Return every record below exactly as written, omitting any pictures.

* **Excerpt from a dataset**
□ □ □
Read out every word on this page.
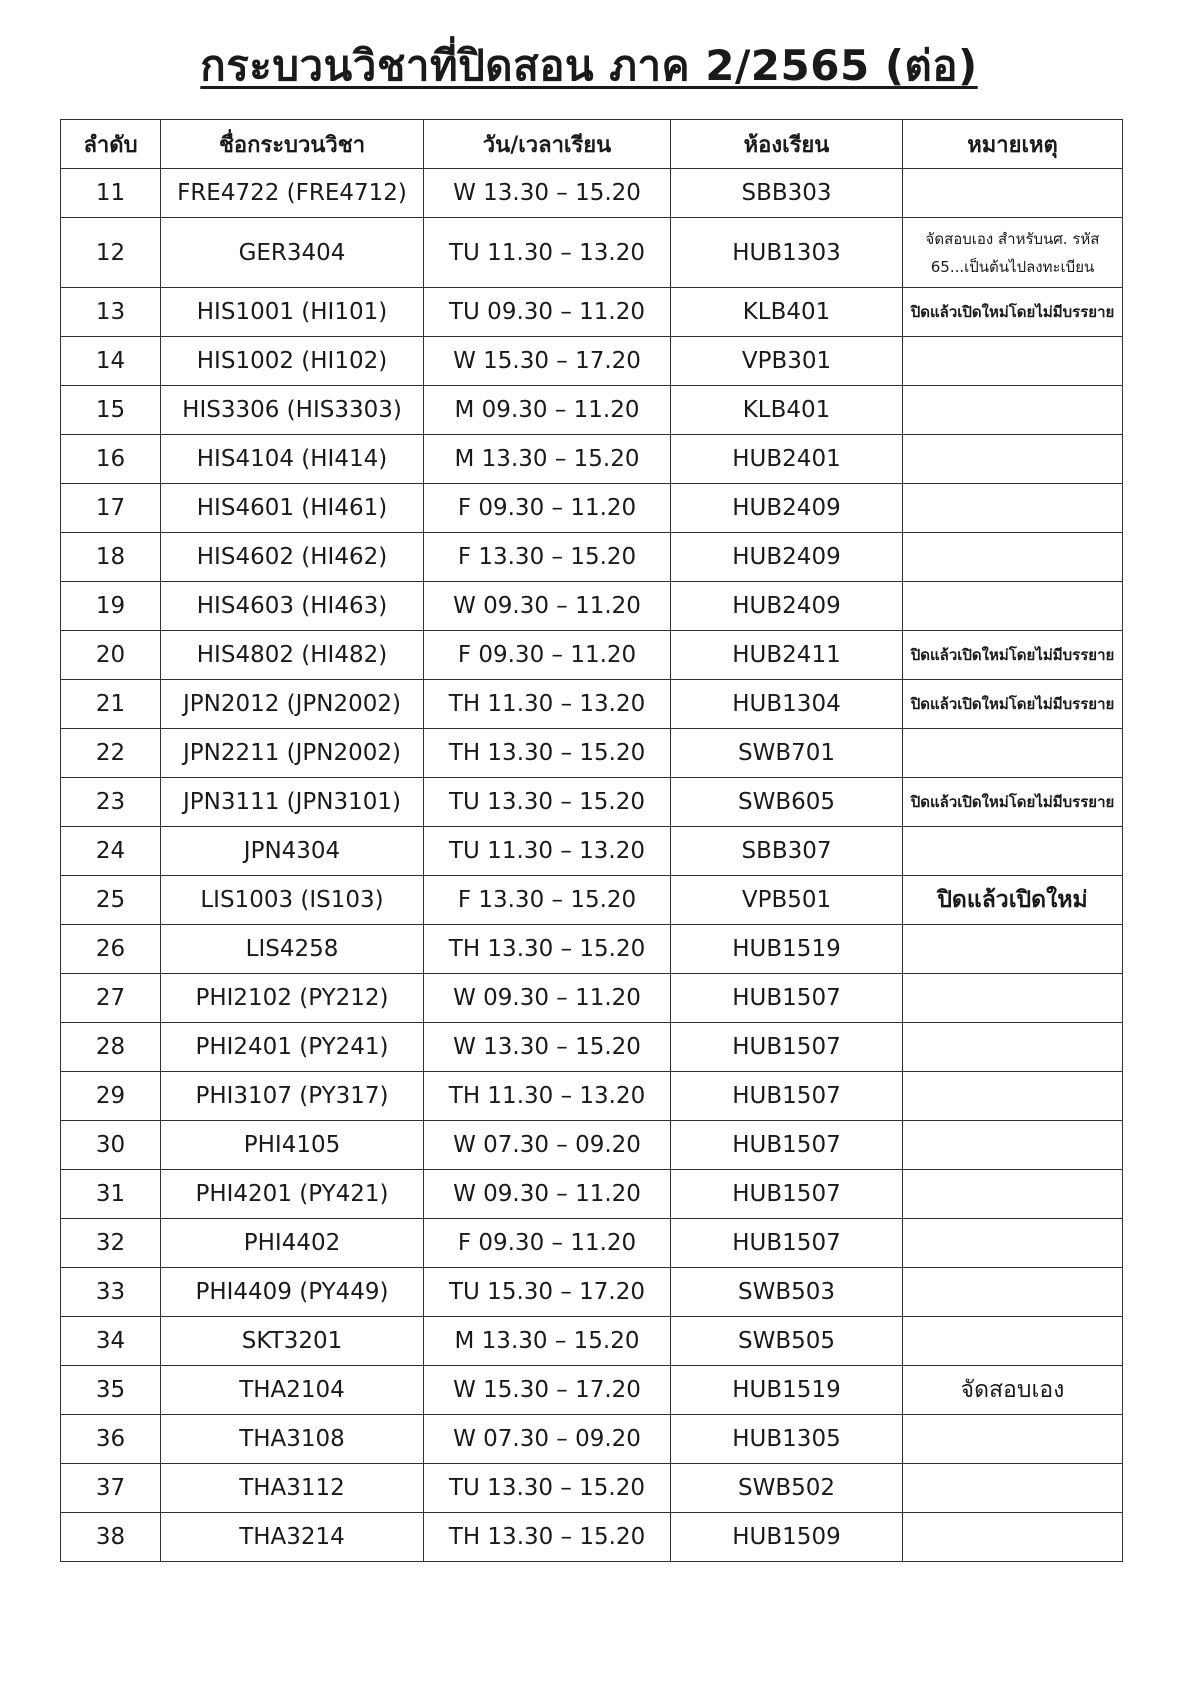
กระบวนวิชาที่ปิดสอน ภาค 2/2565 (ต่อ)
ลำดับ	ชื่อกระบวนวิชา	วัน/เวลาเรียน	ห้องเรียน	หมายเหตุ
11	FRE4722 (FRE4712)	W 13.30 – 15.20	SBB303	

12	GER3404	TU 11.30 – 13.20	HUB1303	จัดสอบเอง สำหรับนศ. รหัส 65...เป็นต้นไปลงทะเบียน

13	HIS1001 (HI101)	TU 09.30 – 11.20	KLB401	ปิดแล้วเปิดใหม่โดยไม่มีบรรยาย

14	HIS1002 (HI102)	W 15.30 – 17.20	VPB301	

15	HIS3306 (HIS3303)	M 09.30 – 11.20	KLB401	

16	HIS4104 (HI414)	M 13.30 – 15.20	HUB2401	

17	HIS4601 (HI461)	F 09.30 – 11.20	HUB2409	

18	HIS4602 (HI462)	F 13.30 – 15.20	HUB2409	

19	HIS4603 (HI463)	W 09.30 – 11.20	HUB2409	

20	HIS4802 (HI482)	F 09.30 – 11.20	HUB2411	ปิดแล้วเปิดใหม่โดยไม่มีบรรยาย

21	JPN2012 (JPN2002)	TH 11.30 – 13.20	HUB1304	ปิดแล้วเปิดใหม่โดยไม่มีบรรยาย

22	JPN2211 (JPN2002)	TH 13.30 – 15.20	SWB701	

23	JPN3111 (JPN3101)	TU 13.30 – 15.20	SWB605	ปิดแล้วเปิดใหม่โดยไม่มีบรรยาย

24	JPN4304	TU 11.30 – 13.20	SBB307	

25	LIS1003 (IS103)	F 13.30 – 15.20	VPB501	ปิดแล้วเปิดใหม่

26	LIS4258	TH 13.30 – 15.20	HUB1519	

27	PHI2102 (PY212)	W 09.30 – 11.20	HUB1507	

28	PHI2401 (PY241)	W 13.30 – 15.20	HUB1507	

29	PHI3107 (PY317)	TH 11.30 – 13.20	HUB1507	

30	PHI4105	W 07.30 – 09.20	HUB1507	

31	PHI4201 (PY421)	W 09.30 – 11.20	HUB1507	

32	PHI4402	F 09.30 – 11.20	HUB1507	

33	PHI4409 (PY449)	TU 15.30 – 17.20	SWB503	

34	SKT3201	M 13.30 – 15.20	SWB505	

35	THA2104	W 15.30 – 17.20	HUB1519	จัดสอบเอง

36	THA3108	W 07.30 – 09.20	HUB1305	

37	THA3112	TU 13.30 – 15.20	SWB502	

38	THA3214	TH 13.30 – 15.20	HUB1509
□ □ □
* **Response to the exercise**
Read out every word on this page.
กระบวนวิชาที่ปิดสอน ภาค 2/2565 (ต่อ)
ลำดับ	ชื่อกระบวนวิชา	วัน/เวลาเรียน	ห้องเรียน	หมายเหตุ
11	FRE4722 (FRE4712)	W 13.30 – 15.20	SBB303	

12	GER3404	TU 11.30 – 13.20	HUB1303	จัดสอบเอง สำหรับนศ. รหัส 65...เป็นต้นไปลงทะเบียน

13	HIS1001 (HI101)	TU 09.30 – 11.20	KLB401	ปิดแล้วเปิดใหม่โดยไม่มีบรรยาย

14	HIS1002 (HI102)	W 15.30 – 17.20	VPB301	

15	HIS3306 (HIS3303)	M 09.30 – 11.20	KLB401	

16	HIS4104 (HI414)	M 13.30 – 15.20	HUB2401	

17	HIS4601 (HI461)	F 09.30 – 11.20	HUB2409	

18	HIS4602 (HI462)	F 13.30 – 15.20	HUB2409	

19	HIS4603 (HI463)	W 09.30 – 11.20	HUB2409	

20	HIS4802 (HI482)	F 09.30 – 11.20	HUB2411	ปิดแล้วเปิดใหม่โดยไม่มีบรรยาย

21	JPN2012 (JPN2002)	TH 11.30 – 13.20	HUB1304	ปิดแล้วเปิดใหม่โดยไม่มีบรรยาย

22	JPN2211 (JPN2002)	TH 13.30 – 15.20	SWB701	

23	JPN3111 (JPN3101)	TU 13.30 – 15.20	SWB605	ปิดแล้วเปิดใหม่โดยไม่มีบรรยาย

24	JPN4304	TU 11.30 – 13.20	SBB307	

25	LIS1003 (IS103)	F 13.30 – 15.20	VPB501	ปิดแล้วเปิดใหม่

26	LIS4258	TH 13.30 – 15.20	HUB1519	

27	PHI2102 (PY212)	W 09.30 – 11.20	HUB1507	

28	PHI2401 (PY241)	W 13.30 – 15.20	HUB1507	

29	PHI3107 (PY317)	TH 11.30 – 13.20	HUB1507	

30	PHI4105	W 07.30 – 09.20	HUB1507	

31	PHI4201 (PY421)	W 09.30 – 11.20	HUB1507	

32	PHI4402	F 09.30 – 11.20	HUB1507	

33	PHI4409 (PY449)	TU 15.30 – 17.20	SWB503	

34	SKT3201	M 13.30 – 15.20	SWB505	

35	THA2104	W 15.30 – 17.20	HUB1519	จัดสอบเอง

36	THA3108	W 07.30 – 09.20	HUB1305	

37	THA3112	TU 13.30 – 15.20	SWB502	

38	THA3214	TH 13.30 – 15.20	HUB1509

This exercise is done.